:: Exercise instructions ::
Skip the images. Copy the records exactly as written.

:: Task data ::

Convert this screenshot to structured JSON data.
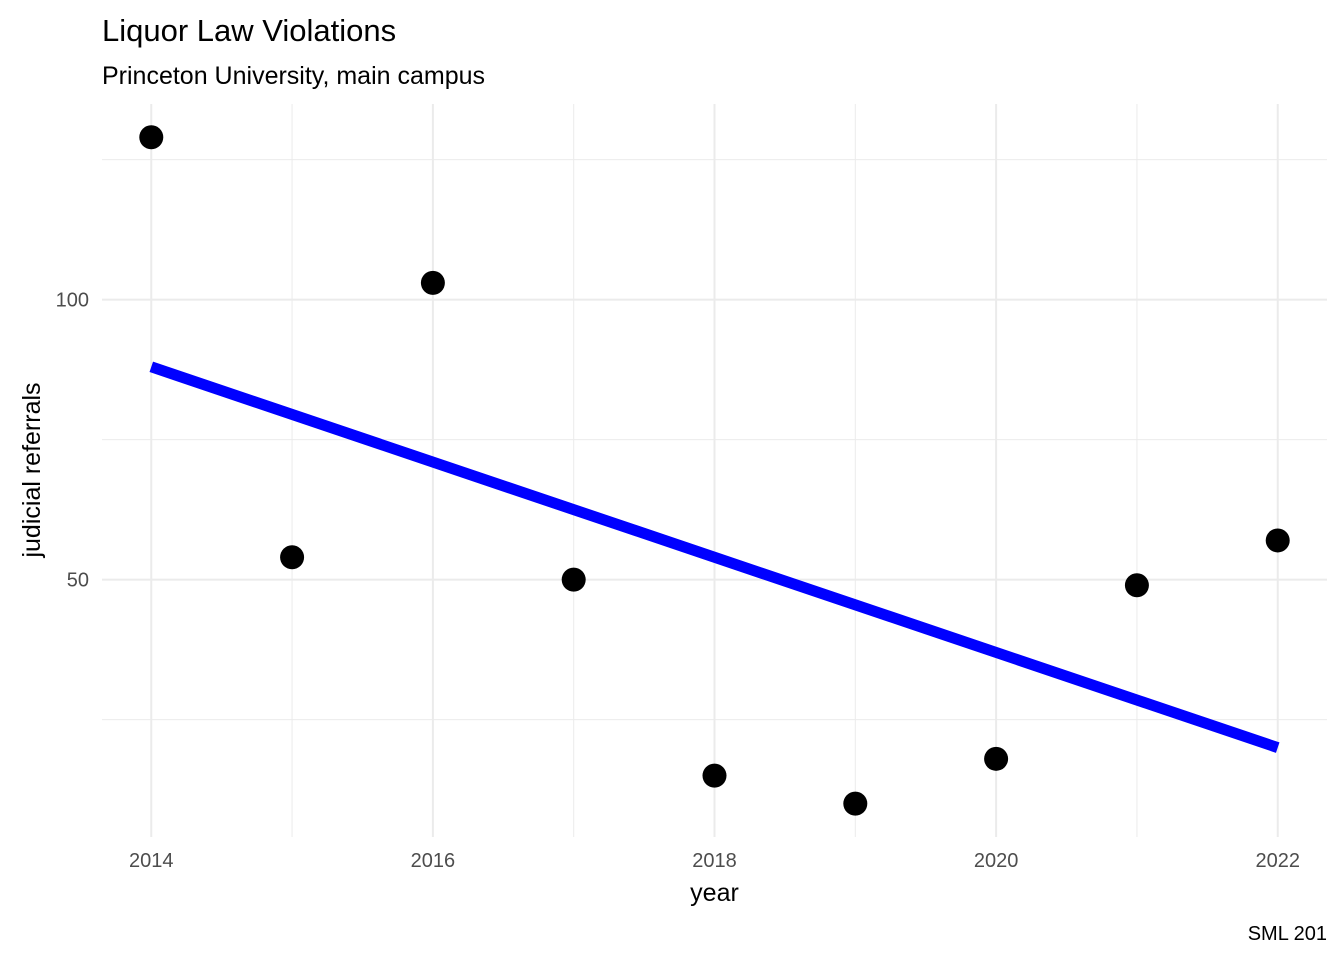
{
  "chart_data": {
    "type": "scatter",
    "title": "Liquor Law Violations",
    "subtitle": "Princeton University, main campus",
    "xlabel": "year",
    "ylabel": "judicial referrals",
    "caption": "SML 201",
    "x": [
      2014,
      2015,
      2016,
      2017,
      2018,
      2019,
      2020,
      2021,
      2022
    ],
    "values": [
      129,
      54,
      103,
      50,
      15,
      10,
      18,
      49,
      57
    ],
    "x_ticks": [
      2014,
      2016,
      2018,
      2020,
      2022
    ],
    "y_ticks": [
      50,
      100
    ],
    "xlim": [
      2013.65,
      2022.35
    ],
    "ylim": [
      4.04,
      134.94
    ],
    "grid": true,
    "legend": "none",
    "trend_line": {
      "method": "linear",
      "x": [
        2014,
        2022
      ],
      "y": [
        88,
        20
      ]
    },
    "point_color": "#000000",
    "line_color": "#0000ff",
    "grid_color": "#ebebeb"
  }
}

:: Task output ::
Convert this screenshot to structured JSON data.
{
  "chart_data": {
    "type": "scatter",
    "title": "Liquor Law Violations",
    "subtitle": "Princeton University, main campus",
    "xlabel": "year",
    "ylabel": "judicial referrals",
    "caption": "SML 201",
    "x": [
      2014,
      2015,
      2016,
      2017,
      2018,
      2019,
      2020,
      2021,
      2022
    ],
    "values": [
      129,
      54,
      103,
      50,
      15,
      10,
      18,
      49,
      57
    ],
    "x_ticks": [
      2014,
      2016,
      2018,
      2020,
      2022
    ],
    "y_ticks": [
      50,
      100
    ],
    "xlim": [
      2013.65,
      2022.35
    ],
    "ylim": [
      4.04,
      134.94
    ],
    "grid": true,
    "legend": "none",
    "trend_line": {
      "method": "linear",
      "x": [
        2014,
        2022
      ],
      "y": [
        88,
        20
      ]
    },
    "point_color": "#000000",
    "line_color": "#0000ff",
    "grid_color": "#ebebeb"
  }
}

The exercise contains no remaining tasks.